— begin —

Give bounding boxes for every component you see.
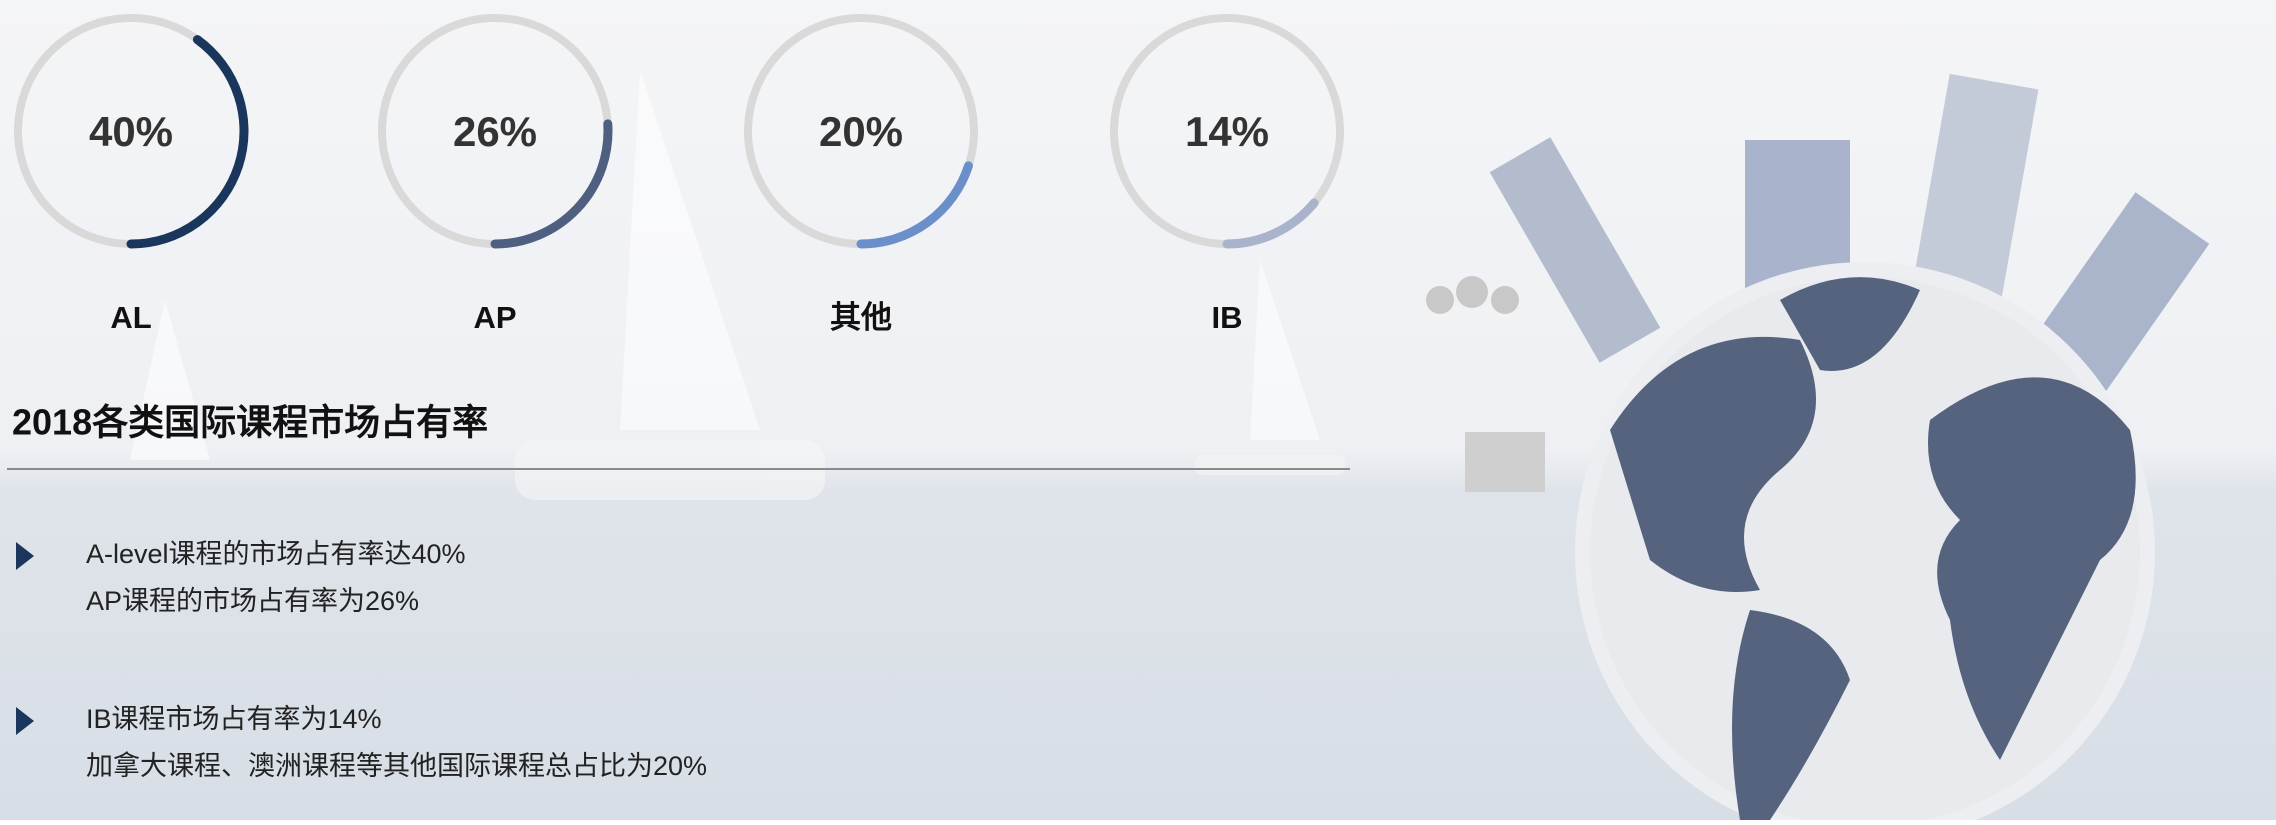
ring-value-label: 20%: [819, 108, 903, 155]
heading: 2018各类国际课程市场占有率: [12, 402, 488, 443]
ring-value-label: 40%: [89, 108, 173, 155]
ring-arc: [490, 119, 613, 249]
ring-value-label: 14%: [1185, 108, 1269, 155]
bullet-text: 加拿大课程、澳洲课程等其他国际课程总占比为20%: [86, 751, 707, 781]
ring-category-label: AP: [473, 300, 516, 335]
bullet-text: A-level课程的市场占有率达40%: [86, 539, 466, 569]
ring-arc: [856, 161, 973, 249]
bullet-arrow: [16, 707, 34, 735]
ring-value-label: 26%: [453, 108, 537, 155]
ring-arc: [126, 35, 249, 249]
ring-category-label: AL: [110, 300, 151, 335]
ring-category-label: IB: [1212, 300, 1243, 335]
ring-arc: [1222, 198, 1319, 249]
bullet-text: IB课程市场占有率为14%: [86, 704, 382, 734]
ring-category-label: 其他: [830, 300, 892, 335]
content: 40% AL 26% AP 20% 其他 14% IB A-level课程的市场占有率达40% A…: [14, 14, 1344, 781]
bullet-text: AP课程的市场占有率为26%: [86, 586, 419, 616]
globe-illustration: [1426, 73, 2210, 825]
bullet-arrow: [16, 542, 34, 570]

— end —
— begin —

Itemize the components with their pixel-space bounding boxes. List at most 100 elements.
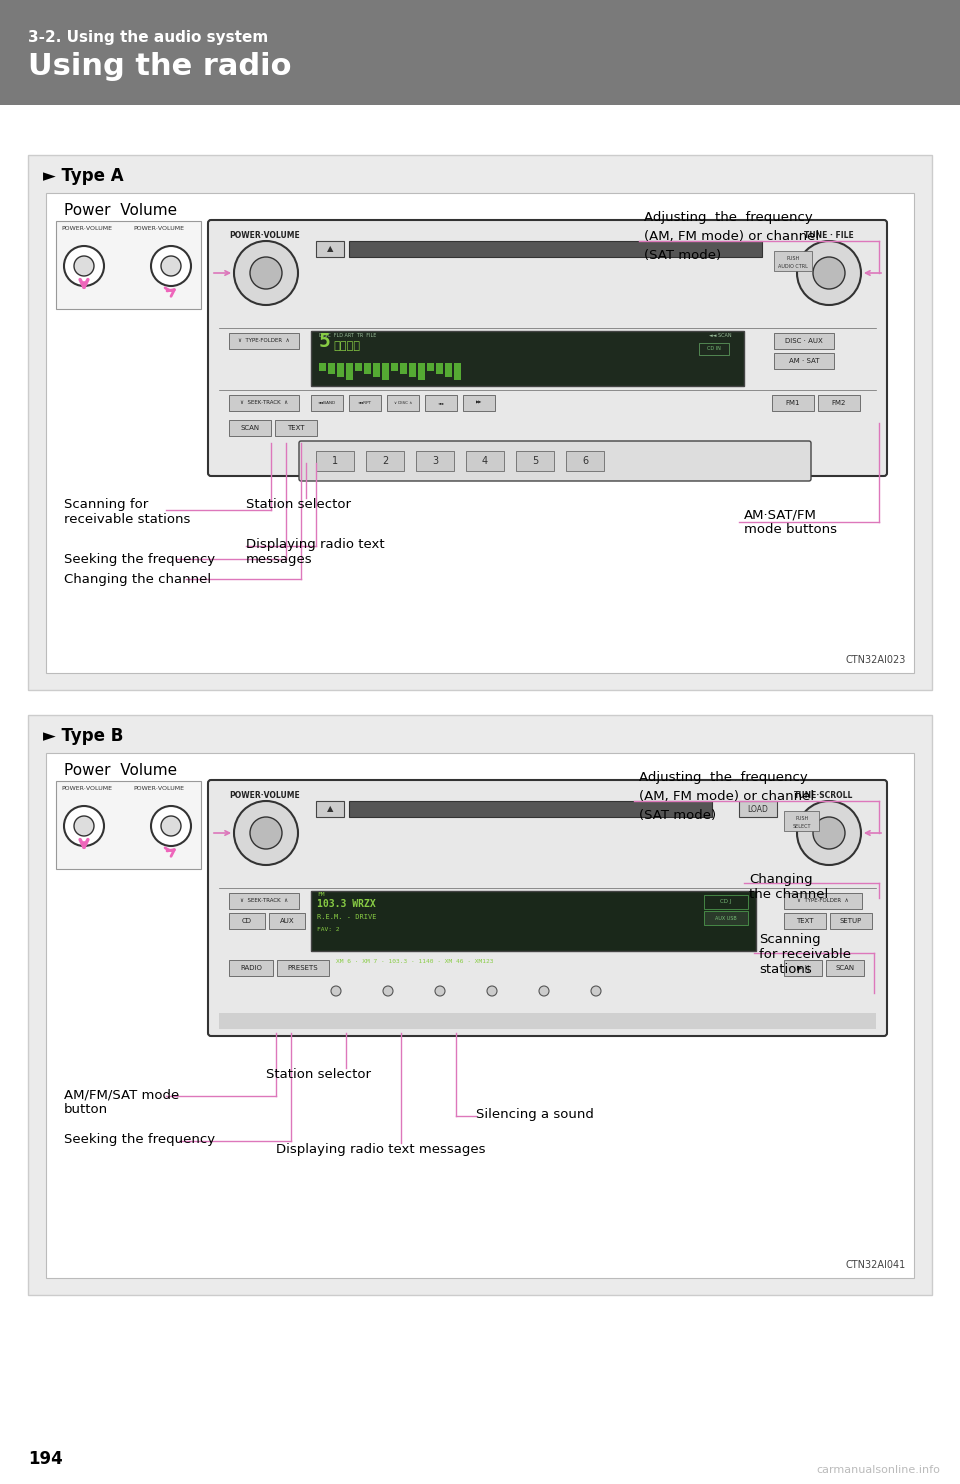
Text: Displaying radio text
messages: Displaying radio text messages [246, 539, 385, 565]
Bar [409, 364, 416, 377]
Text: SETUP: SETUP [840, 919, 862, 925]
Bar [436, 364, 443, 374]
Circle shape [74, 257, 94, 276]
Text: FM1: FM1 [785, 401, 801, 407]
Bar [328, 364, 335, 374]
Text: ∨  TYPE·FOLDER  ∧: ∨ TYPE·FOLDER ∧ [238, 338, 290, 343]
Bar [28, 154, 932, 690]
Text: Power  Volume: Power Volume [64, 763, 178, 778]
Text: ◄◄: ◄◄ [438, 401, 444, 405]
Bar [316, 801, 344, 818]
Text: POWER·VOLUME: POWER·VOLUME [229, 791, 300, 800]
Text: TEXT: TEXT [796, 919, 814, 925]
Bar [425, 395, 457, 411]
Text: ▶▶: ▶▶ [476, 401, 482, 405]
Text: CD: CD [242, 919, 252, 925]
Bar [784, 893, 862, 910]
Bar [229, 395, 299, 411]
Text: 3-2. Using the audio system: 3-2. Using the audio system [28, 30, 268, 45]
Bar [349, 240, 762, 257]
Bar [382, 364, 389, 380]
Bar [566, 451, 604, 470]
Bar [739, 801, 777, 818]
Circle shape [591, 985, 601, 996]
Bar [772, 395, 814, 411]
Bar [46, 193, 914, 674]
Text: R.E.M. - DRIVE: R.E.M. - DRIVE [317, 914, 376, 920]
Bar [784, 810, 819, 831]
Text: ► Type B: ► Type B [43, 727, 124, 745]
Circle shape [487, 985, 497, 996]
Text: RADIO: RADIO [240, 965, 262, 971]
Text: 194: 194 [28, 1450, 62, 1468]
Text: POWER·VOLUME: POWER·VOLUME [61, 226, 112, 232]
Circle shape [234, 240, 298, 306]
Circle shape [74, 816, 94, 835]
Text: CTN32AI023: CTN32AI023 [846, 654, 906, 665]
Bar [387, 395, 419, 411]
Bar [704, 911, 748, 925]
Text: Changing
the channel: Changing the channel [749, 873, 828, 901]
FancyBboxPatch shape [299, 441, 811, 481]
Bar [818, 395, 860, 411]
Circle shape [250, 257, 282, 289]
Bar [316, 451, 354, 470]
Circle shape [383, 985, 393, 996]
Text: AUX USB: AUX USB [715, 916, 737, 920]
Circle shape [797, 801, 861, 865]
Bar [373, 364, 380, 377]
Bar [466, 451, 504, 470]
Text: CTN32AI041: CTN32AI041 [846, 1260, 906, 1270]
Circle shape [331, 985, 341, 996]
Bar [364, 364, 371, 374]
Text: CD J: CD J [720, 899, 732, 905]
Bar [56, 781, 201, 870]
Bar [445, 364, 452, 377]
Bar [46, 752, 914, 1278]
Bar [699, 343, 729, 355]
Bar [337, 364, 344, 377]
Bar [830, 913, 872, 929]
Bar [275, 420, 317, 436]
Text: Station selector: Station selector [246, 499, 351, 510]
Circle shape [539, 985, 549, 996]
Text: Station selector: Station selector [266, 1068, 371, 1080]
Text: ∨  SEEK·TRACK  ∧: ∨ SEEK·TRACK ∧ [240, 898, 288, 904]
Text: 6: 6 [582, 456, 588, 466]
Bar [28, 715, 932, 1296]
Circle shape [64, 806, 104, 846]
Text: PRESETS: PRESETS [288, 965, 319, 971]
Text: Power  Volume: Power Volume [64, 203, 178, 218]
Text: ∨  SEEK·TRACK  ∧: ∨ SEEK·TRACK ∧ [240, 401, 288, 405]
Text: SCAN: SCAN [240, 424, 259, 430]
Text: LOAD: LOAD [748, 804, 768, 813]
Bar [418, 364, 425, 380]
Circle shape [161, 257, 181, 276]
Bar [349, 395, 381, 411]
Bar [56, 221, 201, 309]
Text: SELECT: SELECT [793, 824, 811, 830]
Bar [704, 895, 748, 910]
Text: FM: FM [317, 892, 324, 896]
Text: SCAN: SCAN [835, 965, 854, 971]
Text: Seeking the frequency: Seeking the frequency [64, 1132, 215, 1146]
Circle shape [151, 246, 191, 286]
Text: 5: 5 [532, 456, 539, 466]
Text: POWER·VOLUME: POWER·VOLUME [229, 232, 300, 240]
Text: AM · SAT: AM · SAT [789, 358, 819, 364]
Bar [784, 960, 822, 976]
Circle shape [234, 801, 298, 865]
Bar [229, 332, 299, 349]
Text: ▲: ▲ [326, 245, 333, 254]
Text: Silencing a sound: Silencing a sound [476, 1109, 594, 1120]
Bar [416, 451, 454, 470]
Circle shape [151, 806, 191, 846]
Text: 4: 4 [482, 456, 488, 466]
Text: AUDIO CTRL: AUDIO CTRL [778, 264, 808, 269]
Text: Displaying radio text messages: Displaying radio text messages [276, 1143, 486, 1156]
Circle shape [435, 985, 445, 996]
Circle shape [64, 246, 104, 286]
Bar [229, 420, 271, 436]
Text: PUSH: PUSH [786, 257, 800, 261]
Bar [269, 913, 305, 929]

— end —

- EXERCISE AIM
How many lines in the records above contain the string "value", counting only matches with the same case? Tally them and reply with the number alone.

- EXERCISE RESULT
4